(Part of a data file)
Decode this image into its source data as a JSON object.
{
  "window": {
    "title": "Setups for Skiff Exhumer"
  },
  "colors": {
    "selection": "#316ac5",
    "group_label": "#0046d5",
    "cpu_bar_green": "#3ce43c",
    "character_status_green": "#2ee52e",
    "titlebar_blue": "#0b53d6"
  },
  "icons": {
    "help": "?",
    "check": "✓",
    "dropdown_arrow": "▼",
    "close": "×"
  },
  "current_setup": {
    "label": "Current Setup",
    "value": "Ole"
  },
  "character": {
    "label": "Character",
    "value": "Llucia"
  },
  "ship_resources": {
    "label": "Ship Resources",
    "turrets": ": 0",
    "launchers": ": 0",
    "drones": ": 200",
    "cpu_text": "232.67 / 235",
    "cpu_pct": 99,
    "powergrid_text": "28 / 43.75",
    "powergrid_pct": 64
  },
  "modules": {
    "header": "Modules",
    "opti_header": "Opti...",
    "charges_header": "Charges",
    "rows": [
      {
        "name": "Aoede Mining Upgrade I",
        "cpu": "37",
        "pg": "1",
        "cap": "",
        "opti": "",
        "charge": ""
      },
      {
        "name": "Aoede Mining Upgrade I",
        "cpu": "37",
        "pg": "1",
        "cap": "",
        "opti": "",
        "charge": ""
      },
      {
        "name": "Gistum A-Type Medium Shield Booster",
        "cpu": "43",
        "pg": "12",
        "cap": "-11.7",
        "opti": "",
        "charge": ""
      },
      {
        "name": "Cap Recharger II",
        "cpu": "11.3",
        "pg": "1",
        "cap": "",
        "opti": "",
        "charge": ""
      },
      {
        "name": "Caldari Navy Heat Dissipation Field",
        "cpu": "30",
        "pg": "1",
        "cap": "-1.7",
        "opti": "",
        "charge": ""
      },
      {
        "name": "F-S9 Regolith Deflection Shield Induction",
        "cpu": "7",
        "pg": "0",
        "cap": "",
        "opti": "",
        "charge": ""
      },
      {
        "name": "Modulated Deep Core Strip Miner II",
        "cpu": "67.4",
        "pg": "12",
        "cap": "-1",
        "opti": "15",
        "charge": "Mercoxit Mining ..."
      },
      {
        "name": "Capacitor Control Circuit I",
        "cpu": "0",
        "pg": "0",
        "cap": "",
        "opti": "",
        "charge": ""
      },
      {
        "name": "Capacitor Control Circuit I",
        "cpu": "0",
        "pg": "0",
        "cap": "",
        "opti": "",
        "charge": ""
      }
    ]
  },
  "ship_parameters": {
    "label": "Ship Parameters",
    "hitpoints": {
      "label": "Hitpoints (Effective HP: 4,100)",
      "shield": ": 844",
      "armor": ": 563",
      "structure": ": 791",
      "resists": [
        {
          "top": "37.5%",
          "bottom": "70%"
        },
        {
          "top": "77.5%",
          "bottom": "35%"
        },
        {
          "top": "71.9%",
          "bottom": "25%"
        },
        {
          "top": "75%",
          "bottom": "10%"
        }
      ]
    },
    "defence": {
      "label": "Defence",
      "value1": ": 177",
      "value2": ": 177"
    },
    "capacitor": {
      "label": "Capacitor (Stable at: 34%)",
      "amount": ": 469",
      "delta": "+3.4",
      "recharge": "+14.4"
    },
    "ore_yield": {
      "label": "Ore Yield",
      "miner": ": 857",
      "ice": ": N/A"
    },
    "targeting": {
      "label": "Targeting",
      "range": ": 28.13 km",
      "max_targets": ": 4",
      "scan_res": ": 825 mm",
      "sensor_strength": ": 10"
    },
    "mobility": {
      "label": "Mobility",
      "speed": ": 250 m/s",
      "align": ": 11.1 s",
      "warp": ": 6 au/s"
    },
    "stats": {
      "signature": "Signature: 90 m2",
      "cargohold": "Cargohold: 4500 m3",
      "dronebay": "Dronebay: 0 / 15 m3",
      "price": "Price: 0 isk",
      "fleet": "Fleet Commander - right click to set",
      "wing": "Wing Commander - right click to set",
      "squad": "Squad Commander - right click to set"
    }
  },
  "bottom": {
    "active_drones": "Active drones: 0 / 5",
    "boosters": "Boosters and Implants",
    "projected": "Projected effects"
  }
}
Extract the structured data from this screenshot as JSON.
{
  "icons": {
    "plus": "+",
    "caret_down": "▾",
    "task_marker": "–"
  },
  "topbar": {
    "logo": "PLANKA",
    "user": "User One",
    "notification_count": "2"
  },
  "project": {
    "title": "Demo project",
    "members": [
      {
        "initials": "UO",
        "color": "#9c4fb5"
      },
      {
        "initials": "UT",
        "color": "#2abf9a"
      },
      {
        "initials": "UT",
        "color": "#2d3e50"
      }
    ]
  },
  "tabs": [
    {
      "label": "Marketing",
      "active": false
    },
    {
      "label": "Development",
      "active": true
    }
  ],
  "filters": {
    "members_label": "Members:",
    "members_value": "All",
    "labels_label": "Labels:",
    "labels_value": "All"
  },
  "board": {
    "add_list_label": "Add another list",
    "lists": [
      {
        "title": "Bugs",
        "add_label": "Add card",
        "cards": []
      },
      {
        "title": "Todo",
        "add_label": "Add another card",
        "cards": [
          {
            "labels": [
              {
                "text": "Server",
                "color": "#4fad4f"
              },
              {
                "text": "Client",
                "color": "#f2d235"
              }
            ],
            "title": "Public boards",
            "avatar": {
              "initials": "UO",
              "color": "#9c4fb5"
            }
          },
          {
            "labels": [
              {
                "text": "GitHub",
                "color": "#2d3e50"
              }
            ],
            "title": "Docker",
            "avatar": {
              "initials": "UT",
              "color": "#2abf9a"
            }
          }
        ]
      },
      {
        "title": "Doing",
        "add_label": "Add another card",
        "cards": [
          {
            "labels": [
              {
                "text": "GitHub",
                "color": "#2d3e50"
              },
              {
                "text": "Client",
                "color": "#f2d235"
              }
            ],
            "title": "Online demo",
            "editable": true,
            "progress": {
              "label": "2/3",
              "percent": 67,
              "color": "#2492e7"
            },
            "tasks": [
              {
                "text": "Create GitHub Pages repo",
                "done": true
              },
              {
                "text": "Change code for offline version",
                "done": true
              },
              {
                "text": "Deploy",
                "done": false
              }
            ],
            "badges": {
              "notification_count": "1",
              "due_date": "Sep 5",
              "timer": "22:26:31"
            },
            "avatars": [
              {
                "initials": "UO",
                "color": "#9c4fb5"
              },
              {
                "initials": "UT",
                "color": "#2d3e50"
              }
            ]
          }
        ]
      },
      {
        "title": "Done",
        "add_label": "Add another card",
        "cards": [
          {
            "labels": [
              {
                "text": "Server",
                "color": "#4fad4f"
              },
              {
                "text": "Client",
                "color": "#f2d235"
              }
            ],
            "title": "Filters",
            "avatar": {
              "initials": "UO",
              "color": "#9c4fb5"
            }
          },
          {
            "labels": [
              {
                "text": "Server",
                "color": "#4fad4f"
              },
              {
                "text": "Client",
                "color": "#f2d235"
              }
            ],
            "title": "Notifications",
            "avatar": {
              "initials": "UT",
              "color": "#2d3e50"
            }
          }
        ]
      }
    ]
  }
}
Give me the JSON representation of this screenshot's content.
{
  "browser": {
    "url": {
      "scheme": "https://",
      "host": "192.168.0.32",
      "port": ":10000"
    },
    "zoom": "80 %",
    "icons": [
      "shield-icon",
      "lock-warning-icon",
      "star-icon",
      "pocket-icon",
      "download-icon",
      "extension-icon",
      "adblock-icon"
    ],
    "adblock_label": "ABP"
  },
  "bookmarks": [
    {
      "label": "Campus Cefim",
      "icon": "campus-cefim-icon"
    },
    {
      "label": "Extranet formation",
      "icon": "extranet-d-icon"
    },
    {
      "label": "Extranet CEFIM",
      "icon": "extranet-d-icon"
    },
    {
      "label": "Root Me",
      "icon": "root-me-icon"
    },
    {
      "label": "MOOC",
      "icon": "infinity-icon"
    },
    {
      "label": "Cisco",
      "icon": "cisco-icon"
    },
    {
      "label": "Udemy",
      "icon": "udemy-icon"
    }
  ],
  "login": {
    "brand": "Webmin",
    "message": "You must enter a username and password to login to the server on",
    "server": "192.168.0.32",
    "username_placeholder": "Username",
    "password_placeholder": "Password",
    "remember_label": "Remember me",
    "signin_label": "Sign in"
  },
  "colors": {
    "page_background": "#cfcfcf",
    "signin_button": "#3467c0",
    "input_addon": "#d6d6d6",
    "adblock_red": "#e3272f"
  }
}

Exercise requirements - Copy every single line of the material above that holds "screenshot".

Result of the exercise -
Extract the structured data from this screenshot as JSON.
Give me the JSON representation of this screenshot's content.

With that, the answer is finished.